Out of all the lines below, count those with the word "breakdo". Give the number only.

====== RECORD EXCERPTS ======

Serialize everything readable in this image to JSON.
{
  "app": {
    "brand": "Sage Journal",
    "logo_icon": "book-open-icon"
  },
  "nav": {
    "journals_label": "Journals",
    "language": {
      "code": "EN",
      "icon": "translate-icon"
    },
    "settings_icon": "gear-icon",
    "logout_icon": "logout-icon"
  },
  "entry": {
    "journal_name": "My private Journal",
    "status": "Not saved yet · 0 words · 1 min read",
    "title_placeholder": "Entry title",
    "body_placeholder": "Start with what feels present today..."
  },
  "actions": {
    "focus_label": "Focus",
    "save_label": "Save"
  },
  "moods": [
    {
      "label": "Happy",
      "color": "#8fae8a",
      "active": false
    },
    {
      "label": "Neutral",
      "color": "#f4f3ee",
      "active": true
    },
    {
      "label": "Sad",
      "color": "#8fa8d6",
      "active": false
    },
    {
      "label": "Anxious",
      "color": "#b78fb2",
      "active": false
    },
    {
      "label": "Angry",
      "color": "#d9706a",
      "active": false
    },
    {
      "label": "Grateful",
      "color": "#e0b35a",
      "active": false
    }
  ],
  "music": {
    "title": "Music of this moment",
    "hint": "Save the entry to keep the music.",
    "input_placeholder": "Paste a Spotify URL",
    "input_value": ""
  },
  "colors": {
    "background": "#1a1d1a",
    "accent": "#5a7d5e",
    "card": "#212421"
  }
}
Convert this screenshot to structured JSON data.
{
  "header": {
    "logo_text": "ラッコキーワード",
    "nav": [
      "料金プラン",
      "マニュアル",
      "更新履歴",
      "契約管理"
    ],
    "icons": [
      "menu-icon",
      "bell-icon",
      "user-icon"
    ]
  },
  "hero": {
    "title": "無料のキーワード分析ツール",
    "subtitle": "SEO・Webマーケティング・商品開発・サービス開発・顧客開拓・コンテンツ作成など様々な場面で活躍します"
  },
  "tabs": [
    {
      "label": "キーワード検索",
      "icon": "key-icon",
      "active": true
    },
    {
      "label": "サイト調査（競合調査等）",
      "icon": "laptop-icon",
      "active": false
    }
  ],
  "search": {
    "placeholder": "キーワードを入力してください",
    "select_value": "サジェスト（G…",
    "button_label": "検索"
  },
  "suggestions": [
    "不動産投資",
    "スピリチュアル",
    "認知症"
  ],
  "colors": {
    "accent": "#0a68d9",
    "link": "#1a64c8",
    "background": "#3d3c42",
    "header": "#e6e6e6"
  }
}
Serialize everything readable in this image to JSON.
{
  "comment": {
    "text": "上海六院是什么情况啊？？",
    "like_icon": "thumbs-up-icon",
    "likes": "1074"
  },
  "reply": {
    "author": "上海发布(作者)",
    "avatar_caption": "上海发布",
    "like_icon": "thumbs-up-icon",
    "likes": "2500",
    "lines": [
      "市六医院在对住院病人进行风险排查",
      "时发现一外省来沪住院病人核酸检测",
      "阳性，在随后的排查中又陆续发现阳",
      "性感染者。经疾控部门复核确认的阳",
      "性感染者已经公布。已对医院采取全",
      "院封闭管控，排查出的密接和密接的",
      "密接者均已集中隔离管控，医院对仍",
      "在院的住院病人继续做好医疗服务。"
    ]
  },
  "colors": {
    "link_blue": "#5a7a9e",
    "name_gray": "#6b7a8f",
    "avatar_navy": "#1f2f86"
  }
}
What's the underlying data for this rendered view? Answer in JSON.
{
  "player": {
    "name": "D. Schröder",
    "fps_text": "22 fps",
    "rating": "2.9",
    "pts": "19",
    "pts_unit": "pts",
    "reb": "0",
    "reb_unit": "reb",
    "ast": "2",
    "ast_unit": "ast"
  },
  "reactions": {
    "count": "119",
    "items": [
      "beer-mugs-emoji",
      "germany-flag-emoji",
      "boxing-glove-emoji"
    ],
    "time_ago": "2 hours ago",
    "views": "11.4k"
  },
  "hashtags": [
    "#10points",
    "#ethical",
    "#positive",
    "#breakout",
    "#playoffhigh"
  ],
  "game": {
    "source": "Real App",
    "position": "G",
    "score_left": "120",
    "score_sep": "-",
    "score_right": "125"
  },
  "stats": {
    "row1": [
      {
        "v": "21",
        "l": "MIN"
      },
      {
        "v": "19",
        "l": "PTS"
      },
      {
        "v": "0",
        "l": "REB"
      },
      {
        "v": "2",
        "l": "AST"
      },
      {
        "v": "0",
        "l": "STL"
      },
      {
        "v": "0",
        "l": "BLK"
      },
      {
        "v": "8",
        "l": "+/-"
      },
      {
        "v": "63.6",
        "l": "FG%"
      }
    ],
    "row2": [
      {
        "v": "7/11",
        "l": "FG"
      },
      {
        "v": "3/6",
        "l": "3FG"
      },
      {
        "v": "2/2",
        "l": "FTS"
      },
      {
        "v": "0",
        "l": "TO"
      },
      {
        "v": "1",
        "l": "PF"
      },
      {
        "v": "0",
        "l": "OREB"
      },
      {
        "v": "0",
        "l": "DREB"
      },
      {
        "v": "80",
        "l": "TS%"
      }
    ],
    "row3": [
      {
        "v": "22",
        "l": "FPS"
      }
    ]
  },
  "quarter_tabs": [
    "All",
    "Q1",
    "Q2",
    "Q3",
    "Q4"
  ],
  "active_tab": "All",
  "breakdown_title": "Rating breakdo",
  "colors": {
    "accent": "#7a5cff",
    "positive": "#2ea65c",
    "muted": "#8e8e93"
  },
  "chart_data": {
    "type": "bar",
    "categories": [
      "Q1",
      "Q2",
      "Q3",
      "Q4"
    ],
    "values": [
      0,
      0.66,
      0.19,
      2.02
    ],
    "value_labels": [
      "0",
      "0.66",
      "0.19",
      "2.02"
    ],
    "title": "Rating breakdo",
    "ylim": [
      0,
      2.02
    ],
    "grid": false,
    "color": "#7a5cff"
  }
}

======

**EXERCISE RESPONSE**
2